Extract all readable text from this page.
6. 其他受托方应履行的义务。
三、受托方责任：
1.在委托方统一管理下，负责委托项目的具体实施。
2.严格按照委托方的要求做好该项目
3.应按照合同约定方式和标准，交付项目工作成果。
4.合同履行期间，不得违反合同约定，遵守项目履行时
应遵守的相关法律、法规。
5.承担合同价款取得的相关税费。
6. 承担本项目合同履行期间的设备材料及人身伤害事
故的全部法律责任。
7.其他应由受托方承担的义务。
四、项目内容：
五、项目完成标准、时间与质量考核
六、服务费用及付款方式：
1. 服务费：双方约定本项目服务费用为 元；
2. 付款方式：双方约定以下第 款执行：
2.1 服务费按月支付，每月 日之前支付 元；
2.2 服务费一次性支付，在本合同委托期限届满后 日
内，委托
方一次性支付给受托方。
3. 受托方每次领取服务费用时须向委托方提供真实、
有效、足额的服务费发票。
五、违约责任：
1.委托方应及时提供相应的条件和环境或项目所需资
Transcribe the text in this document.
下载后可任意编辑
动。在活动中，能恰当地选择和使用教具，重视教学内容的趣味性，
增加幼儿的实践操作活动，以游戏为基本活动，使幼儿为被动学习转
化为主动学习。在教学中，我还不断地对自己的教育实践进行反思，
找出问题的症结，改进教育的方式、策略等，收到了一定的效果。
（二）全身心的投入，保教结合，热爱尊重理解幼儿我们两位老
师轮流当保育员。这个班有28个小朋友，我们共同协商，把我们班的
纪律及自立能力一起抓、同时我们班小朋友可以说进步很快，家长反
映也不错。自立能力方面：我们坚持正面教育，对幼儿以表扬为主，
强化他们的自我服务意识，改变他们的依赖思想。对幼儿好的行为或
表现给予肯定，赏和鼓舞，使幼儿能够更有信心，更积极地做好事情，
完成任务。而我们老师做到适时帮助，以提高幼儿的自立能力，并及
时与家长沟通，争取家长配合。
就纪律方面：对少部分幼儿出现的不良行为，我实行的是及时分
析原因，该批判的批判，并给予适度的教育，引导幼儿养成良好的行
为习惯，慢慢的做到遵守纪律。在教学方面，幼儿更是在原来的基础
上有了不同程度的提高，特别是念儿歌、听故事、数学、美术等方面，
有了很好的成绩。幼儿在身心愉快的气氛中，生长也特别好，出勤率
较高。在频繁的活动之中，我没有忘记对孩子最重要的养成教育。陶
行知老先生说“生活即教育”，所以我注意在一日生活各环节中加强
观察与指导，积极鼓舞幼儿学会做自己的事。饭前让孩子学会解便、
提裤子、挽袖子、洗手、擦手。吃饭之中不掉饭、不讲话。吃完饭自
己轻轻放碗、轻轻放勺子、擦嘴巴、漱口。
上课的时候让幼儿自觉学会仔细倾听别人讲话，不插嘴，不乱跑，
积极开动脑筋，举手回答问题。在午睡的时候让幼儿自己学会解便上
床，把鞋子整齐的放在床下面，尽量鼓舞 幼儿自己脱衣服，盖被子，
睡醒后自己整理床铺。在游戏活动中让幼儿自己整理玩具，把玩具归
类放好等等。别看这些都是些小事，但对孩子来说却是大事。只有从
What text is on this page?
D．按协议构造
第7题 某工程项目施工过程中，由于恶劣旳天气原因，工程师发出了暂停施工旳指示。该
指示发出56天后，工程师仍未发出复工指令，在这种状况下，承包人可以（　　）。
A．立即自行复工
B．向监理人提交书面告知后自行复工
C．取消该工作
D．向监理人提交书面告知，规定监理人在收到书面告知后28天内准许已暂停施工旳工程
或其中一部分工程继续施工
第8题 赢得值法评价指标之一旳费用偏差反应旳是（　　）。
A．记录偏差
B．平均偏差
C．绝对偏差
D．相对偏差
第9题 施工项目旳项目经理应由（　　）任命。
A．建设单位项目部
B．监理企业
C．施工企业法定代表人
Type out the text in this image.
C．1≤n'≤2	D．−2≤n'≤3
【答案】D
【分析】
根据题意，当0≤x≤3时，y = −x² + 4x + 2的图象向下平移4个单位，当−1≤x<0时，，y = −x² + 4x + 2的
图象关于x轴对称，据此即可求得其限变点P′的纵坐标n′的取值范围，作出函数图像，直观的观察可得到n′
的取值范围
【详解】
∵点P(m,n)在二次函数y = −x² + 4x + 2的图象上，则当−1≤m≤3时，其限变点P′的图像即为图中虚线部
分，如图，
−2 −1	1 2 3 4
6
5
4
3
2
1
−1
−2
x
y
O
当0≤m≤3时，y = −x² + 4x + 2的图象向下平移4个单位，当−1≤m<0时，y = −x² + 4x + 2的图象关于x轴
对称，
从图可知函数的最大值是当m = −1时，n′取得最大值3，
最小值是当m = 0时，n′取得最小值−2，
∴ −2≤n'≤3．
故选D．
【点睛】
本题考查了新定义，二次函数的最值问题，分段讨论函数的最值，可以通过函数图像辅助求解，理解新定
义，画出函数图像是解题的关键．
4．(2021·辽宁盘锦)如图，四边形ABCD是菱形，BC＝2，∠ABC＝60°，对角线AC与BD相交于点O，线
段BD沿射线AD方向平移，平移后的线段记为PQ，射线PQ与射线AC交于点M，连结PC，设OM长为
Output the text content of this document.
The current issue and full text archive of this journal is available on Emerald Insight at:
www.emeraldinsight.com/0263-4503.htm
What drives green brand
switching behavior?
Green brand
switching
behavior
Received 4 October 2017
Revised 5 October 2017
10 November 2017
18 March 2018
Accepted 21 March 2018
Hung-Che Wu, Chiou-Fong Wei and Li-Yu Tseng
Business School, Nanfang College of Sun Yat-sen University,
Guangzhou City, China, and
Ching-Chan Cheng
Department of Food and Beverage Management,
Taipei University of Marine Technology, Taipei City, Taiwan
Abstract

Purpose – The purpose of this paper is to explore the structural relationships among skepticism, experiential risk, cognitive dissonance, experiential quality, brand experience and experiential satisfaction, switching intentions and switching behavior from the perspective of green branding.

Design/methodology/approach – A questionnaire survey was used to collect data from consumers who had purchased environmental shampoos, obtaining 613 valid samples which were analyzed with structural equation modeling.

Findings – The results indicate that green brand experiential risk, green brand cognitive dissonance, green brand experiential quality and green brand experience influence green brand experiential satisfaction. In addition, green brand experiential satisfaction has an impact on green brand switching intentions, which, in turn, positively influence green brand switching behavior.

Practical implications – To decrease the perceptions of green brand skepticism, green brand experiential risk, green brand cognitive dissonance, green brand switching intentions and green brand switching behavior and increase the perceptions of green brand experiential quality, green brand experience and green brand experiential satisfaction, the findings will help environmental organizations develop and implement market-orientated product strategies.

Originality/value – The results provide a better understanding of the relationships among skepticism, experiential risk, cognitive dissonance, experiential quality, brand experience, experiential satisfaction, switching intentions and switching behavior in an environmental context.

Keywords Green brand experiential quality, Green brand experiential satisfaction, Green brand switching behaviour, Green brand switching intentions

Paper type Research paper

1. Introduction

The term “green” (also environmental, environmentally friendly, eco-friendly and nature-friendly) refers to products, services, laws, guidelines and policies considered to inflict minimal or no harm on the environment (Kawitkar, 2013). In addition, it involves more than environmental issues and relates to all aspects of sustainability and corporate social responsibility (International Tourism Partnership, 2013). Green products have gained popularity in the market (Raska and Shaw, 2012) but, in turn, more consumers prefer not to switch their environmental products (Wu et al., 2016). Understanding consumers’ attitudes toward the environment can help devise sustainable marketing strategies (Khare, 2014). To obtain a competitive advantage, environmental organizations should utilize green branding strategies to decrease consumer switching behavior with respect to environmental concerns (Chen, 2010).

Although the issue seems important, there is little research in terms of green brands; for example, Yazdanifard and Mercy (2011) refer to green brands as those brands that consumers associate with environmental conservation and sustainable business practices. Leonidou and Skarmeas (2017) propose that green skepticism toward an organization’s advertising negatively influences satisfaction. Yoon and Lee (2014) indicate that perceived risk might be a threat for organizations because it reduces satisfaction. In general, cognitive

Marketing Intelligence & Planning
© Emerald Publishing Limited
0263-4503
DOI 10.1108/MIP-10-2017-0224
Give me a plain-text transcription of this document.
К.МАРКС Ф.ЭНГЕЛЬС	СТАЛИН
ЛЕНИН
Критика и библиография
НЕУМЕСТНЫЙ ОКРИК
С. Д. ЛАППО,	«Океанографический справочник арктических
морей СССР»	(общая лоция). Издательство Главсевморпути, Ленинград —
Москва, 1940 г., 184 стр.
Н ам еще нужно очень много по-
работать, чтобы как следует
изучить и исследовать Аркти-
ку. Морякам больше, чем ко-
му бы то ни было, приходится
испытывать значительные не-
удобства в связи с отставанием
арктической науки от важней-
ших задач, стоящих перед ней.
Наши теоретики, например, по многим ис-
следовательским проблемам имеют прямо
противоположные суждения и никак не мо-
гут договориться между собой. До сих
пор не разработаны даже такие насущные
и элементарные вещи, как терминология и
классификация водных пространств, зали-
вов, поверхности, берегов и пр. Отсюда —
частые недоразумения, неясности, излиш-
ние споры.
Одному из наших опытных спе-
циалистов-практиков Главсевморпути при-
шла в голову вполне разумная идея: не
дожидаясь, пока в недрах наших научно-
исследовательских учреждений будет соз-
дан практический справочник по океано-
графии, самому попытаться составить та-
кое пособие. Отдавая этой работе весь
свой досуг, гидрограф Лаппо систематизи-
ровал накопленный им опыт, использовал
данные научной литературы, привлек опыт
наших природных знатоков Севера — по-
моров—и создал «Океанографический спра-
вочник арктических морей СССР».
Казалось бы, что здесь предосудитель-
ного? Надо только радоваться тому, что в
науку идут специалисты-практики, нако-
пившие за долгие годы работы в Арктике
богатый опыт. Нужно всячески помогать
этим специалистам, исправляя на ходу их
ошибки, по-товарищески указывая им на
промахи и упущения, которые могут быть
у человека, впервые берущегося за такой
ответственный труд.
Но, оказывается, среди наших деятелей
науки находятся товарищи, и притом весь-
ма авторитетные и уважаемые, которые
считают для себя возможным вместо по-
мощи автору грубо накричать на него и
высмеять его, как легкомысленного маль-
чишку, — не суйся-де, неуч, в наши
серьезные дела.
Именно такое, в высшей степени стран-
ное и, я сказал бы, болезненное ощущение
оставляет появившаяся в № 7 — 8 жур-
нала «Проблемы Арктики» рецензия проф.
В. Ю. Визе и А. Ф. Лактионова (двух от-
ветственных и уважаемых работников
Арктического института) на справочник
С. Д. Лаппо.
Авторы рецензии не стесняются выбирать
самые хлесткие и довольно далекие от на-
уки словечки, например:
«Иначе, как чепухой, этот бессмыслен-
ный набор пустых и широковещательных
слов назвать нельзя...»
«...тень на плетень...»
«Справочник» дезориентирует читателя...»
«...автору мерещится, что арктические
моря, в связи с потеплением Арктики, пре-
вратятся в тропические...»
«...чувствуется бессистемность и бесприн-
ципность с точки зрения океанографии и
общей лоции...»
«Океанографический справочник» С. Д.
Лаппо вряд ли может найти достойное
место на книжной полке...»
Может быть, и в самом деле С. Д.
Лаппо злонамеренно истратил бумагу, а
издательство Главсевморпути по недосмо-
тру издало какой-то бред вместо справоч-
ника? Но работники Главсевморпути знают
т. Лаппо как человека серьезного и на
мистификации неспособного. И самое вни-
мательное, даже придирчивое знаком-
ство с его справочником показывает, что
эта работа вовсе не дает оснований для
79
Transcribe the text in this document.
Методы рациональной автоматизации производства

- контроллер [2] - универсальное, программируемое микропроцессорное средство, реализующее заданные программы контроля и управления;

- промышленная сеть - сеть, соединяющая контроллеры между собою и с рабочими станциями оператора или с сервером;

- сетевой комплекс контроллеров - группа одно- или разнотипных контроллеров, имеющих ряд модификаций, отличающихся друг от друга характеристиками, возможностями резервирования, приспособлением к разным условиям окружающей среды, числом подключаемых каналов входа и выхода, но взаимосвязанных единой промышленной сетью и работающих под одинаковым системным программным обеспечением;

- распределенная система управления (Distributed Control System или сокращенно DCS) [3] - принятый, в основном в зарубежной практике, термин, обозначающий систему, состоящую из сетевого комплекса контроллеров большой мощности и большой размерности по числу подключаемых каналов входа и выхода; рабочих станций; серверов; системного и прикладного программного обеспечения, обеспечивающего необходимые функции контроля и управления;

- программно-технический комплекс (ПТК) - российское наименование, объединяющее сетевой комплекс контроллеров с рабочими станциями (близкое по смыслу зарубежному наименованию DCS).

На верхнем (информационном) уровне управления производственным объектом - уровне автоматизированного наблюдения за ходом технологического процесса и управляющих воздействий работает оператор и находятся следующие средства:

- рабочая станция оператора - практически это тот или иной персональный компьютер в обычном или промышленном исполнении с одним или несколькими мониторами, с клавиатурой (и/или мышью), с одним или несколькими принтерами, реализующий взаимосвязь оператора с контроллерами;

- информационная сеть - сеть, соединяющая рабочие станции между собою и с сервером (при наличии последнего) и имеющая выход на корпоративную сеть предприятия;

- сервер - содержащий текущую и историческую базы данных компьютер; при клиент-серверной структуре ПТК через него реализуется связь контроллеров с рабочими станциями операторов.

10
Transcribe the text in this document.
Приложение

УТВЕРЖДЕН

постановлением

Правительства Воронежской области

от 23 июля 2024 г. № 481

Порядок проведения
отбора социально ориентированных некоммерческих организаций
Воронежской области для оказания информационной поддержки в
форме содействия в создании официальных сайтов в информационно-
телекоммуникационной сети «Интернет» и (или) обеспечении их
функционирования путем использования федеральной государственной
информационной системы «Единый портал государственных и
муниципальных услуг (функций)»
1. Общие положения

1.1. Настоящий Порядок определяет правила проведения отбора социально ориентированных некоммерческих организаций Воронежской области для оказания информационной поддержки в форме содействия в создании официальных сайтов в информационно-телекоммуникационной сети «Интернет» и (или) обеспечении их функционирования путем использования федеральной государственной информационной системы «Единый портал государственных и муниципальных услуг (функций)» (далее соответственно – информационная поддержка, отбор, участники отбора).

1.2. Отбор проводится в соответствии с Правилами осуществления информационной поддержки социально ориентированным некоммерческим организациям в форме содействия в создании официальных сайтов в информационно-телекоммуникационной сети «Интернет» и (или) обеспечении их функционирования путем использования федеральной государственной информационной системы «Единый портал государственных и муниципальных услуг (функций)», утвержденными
++++++++++++++++++++
What is the number of lines above that hold the string "организаций"? Answer with that number alone.

## Finished task
2